* start *
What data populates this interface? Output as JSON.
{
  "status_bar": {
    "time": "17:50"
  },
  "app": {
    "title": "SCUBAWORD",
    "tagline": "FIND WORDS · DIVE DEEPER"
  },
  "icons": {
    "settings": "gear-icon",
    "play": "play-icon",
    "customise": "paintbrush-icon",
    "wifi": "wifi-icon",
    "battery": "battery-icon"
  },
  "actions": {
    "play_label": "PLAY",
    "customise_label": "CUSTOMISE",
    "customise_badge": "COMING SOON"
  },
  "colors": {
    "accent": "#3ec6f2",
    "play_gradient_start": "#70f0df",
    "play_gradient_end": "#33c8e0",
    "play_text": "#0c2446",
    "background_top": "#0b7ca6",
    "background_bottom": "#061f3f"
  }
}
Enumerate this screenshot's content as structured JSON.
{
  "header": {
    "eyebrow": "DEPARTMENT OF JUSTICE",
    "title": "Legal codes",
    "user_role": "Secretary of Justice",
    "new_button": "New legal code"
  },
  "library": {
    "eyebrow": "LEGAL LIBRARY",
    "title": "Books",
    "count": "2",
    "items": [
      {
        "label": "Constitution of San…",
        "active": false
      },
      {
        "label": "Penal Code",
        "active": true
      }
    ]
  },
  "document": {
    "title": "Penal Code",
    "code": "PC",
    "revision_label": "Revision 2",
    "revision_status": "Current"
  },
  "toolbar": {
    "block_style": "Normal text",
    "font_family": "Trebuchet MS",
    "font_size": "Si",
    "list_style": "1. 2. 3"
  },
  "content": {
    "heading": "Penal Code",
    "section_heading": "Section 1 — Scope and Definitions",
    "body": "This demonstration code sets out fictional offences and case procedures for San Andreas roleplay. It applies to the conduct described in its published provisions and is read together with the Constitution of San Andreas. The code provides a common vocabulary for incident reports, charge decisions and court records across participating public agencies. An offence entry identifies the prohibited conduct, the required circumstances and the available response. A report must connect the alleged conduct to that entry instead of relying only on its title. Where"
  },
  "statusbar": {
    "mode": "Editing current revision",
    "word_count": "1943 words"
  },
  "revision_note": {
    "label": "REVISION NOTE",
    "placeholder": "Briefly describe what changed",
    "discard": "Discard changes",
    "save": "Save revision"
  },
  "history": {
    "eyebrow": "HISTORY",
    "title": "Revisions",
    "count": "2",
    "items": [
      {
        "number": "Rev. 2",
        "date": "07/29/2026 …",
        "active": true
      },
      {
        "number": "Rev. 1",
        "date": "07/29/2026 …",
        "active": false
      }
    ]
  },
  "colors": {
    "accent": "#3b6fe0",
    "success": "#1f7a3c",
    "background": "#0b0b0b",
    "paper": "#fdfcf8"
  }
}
* end *
### Problem description
Print all of the entries exactly as they appear.

### Task answer
What data populates this interface? Output as JSON.
{
  "status_bar": {
    "time": "17:50"
  },
  "app": {
    "title": "SCUBAWORD",
    "tagline": "FIND WORDS · DIVE DEEPER"
  },
  "icons": {
    "settings": "gear-icon",
    "play": "play-icon",
    "customise": "paintbrush-icon",
    "wifi": "wifi-icon",
    "battery": "battery-icon"
  },
  "actions": {
    "play_label": "PLAY",
    "customise_label": "CUSTOMISE",
    "customise_badge": "COMING SOON"
  },
  "colors": {
    "accent": "#3ec6f2",
    "play_gradient_start": "#70f0df",
    "play_gradient_end": "#33c8e0",
    "play_text": "#0c2446",
    "background_top": "#0b7ca6",
    "background_bottom": "#061f3f"
  }
}
Enumerate this screenshot's content as structured JSON.
{
  "header": {
    "eyebrow": "DEPARTMENT OF JUSTICE",
    "title": "Legal codes",
    "user_role": "Secretary of Justice",
    "new_button": "New legal code"
  },
  "library": {
    "eyebrow": "LEGAL LIBRARY",
    "title": "Books",
    "count": "2",
    "items": [
      {
        "label": "Constitution of San…",
        "active": false
      },
      {
        "label": "Penal Code",
        "active": true
      }
    ]
  },
  "document": {
    "title": "Penal Code",
    "code": "PC",
    "revision_label": "Revision 2",
    "revision_status": "Current"
  },
  "toolbar": {
    "block_style": "Normal text",
    "font_family": "Trebuchet MS",
    "font_size": "Si",
    "list_style": "1. 2. 3"
  },
  "content": {
    "heading": "Penal Code",
    "section_heading": "Section 1 — Scope and Definitions",
    "body": "This demonstration code sets out fictional offences and case procedures for San Andreas roleplay. It applies to the conduct described in its published provisions and is read together with the Constitution of San Andreas. The code provides a common vocabulary for incident reports, charge decisions and court records across participating public agencies. An offence entry identifies the prohibited conduct, the required circumstances and the available response. A report must connect the alleged conduct to that entry instead of relying only on its title. Where"
  },
  "statusbar": {
    "mode": "Editing current revision",
    "word_count": "1943 words"
  },
  "revision_note": {
    "label": "REVISION NOTE",
    "placeholder": "Briefly describe what changed",
    "discard": "Discard changes",
    "save": "Save revision"
  },
  "history": {
    "eyebrow": "HISTORY",
    "title": "Revisions",
    "count": "2",
    "items": [
      {
        "number": "Rev. 2",
        "date": "07/29/2026 …",
        "active": true
      },
      {
        "number": "Rev. 1",
        "date": "07/29/2026 …",
        "active": false
      }
    ]
  },
  "colors": {
    "accent": "#3b6fe0",
    "success": "#1f7a3c",
    "background": "#0b0b0b",
    "paper": "#fdfcf8"
  }
}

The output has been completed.